**Data entries**
· · · · · · ·

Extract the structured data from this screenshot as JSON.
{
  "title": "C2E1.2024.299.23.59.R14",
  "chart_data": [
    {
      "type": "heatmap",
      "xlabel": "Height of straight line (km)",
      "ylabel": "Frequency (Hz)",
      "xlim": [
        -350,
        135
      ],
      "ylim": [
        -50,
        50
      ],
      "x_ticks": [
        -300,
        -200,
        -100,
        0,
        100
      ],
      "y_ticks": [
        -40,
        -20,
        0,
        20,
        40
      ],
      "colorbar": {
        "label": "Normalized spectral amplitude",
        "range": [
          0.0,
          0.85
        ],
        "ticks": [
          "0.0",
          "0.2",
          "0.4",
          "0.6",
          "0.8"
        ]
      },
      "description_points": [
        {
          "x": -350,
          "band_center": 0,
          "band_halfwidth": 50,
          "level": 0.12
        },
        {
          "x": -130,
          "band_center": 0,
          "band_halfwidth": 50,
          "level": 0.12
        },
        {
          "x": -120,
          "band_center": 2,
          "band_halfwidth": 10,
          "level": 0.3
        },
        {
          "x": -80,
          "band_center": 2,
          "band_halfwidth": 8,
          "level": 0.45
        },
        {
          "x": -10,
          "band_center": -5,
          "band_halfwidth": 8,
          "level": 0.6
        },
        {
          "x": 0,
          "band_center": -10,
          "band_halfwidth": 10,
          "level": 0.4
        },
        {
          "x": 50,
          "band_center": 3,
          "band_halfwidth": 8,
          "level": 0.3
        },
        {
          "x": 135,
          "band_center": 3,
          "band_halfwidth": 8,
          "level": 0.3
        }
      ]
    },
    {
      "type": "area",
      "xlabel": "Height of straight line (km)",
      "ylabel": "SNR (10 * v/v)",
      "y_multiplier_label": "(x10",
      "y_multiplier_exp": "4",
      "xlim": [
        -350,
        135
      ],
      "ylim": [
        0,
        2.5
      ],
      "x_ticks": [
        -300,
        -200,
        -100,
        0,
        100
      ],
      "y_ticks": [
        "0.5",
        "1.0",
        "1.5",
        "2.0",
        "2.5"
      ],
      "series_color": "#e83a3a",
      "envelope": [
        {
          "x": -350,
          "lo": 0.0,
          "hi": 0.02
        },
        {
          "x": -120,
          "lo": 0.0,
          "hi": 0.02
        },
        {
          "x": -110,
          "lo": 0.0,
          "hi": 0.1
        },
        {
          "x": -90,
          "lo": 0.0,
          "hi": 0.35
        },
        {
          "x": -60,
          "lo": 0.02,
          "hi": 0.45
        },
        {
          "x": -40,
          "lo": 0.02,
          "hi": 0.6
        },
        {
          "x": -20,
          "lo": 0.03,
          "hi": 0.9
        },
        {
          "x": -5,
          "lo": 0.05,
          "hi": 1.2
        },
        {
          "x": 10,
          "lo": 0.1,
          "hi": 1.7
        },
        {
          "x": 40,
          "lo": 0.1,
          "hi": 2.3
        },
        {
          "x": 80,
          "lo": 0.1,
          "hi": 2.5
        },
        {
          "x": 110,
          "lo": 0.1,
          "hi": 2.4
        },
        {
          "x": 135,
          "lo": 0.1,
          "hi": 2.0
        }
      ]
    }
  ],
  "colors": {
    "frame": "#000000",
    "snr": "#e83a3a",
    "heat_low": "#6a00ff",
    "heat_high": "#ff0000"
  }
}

· · · · · · ·

**What is asked**
Set down the material above again, word for word.

**Answer to this exercise**
Extract the structured data from this screenshot as JSON.
{
  "title": "C2E1.2024.299.23.59.R14",
  "chart_data": [
    {
      "type": "heatmap",
      "xlabel": "Height of straight line (km)",
      "ylabel": "Frequency (Hz)",
      "xlim": [
        -350,
        135
      ],
      "ylim": [
        -50,
        50
      ],
      "x_ticks": [
        -300,
        -200,
        -100,
        0,
        100
      ],
      "y_ticks": [
        -40,
        -20,
        0,
        20,
        40
      ],
      "colorbar": {
        "label": "Normalized spectral amplitude",
        "range": [
          0.0,
          0.85
        ],
        "ticks": [
          "0.0",
          "0.2",
          "0.4",
          "0.6",
          "0.8"
        ]
      },
      "description_points": [
        {
          "x": -350,
          "band_center": 0,
          "band_halfwidth": 50,
          "level": 0.12
        },
        {
          "x": -130,
          "band_center": 0,
          "band_halfwidth": 50,
          "level": 0.12
        },
        {
          "x": -120,
          "band_center": 2,
          "band_halfwidth": 10,
          "level": 0.3
        },
        {
          "x": -80,
          "band_center": 2,
          "band_halfwidth": 8,
          "level": 0.45
        },
        {
          "x": -10,
          "band_center": -5,
          "band_halfwidth": 8,
          "level": 0.6
        },
        {
          "x": 0,
          "band_center": -10,
          "band_halfwidth": 10,
          "level": 0.4
        },
        {
          "x": 50,
          "band_center": 3,
          "band_halfwidth": 8,
          "level": 0.3
        },
        {
          "x": 135,
          "band_center": 3,
          "band_halfwidth": 8,
          "level": 0.3
        }
      ]
    },
    {
      "type": "area",
      "xlabel": "Height of straight line (km)",
      "ylabel": "SNR (10 * v/v)",
      "y_multiplier_label": "(x10",
      "y_multiplier_exp": "4",
      "xlim": [
        -350,
        135
      ],
      "ylim": [
        0,
        2.5
      ],
      "x_ticks": [
        -300,
        -200,
        -100,
        0,
        100
      ],
      "y_ticks": [
        "0.5",
        "1.0",
        "1.5",
        "2.0",
        "2.5"
      ],
      "series_color": "#e83a3a",
      "envelope": [
        {
          "x": -350,
          "lo": 0.0,
          "hi": 0.02
        },
        {
          "x": -120,
          "lo": 0.0,
          "hi": 0.02
        },
        {
          "x": -110,
          "lo": 0.0,
          "hi": 0.1
        },
        {
          "x": -90,
          "lo": 0.0,
          "hi": 0.35
        },
        {
          "x": -60,
          "lo": 0.02,
          "hi": 0.45
        },
        {
          "x": -40,
          "lo": 0.02,
          "hi": 0.6
        },
        {
          "x": -20,
          "lo": 0.03,
          "hi": 0.9
        },
        {
          "x": -5,
          "lo": 0.05,
          "hi": 1.2
        },
        {
          "x": 10,
          "lo": 0.1,
          "hi": 1.7
        },
        {
          "x": 40,
          "lo": 0.1,
          "hi": 2.3
        },
        {
          "x": 80,
          "lo": 0.1,
          "hi": 2.5
        },
        {
          "x": 110,
          "lo": 0.1,
          "hi": 2.4
        },
        {
          "x": 135,
          "lo": 0.1,
          "hi": 2.0
        }
      ]
    }
  ],
  "colors": {
    "frame": "#000000",
    "snr": "#e83a3a",
    "heat_low": "#6a00ff",
    "heat_high": "#ff0000"
  }
}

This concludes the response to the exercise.